**Requirement**
Look through the lines below and extract each one that contains "color".
------------------------------------
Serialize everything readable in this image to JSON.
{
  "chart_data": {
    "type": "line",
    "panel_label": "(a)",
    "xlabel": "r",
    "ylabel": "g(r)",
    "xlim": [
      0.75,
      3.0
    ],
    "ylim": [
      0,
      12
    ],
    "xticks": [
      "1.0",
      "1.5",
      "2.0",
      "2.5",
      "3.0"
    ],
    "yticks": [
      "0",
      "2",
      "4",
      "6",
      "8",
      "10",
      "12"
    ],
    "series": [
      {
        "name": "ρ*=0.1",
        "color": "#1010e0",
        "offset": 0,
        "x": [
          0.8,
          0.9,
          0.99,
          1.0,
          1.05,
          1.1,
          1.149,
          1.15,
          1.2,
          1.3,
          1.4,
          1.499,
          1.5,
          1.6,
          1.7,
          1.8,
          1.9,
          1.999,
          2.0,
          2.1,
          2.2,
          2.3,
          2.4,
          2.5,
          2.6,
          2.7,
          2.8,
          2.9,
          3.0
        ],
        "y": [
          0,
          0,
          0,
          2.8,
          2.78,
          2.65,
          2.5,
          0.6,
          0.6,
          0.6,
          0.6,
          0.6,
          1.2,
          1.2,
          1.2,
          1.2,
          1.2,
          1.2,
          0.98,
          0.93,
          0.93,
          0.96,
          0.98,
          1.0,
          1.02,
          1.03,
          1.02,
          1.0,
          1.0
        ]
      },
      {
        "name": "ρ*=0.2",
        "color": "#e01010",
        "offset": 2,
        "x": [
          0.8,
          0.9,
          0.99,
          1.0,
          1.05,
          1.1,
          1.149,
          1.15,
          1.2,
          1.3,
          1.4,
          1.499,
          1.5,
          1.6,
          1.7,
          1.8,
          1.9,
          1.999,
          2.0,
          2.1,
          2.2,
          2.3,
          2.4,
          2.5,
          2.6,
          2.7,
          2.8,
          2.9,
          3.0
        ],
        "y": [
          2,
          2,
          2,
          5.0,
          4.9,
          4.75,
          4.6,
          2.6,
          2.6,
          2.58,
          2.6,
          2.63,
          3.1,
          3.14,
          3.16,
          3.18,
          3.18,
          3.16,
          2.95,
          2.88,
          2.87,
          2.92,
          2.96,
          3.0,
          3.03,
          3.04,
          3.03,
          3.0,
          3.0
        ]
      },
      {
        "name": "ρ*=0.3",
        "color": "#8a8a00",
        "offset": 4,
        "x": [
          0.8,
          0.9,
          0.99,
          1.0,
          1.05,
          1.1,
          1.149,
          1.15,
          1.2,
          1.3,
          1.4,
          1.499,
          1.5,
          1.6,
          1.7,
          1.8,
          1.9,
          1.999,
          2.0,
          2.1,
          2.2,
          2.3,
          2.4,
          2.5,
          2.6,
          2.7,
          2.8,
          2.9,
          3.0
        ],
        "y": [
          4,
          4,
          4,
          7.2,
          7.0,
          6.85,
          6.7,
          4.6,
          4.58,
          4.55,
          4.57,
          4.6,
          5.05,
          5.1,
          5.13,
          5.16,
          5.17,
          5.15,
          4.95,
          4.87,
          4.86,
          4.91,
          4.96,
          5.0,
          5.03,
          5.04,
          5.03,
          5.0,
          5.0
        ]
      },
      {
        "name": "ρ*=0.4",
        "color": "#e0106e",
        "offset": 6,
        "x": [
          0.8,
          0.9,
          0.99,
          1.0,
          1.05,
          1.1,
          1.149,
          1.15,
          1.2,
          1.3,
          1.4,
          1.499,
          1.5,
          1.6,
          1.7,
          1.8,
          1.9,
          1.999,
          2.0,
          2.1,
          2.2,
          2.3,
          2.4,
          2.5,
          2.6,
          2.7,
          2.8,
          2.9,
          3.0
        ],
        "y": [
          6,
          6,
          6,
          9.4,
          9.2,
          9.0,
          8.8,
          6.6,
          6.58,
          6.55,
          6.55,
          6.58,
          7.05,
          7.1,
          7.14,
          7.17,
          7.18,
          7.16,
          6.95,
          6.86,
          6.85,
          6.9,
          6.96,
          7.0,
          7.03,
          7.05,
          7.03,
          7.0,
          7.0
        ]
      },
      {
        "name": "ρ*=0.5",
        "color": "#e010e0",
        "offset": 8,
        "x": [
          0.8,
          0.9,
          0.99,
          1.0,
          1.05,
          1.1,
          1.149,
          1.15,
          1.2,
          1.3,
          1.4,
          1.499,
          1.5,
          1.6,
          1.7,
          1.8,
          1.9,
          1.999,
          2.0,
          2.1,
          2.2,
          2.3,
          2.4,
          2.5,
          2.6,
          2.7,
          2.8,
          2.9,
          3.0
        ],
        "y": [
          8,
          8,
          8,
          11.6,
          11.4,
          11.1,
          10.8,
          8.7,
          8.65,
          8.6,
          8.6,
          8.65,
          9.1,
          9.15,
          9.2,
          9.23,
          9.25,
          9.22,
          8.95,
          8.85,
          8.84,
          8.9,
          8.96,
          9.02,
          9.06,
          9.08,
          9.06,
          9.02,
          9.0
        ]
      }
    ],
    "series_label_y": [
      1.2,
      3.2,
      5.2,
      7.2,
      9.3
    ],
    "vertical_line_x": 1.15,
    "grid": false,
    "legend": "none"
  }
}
------------------------------------
**Solved problem**
        "color": "#1010e0",
        "color": "#e01010",
        "color": "#8a8a00",
        "color": "#e0106e",
        "color": "#e010e0",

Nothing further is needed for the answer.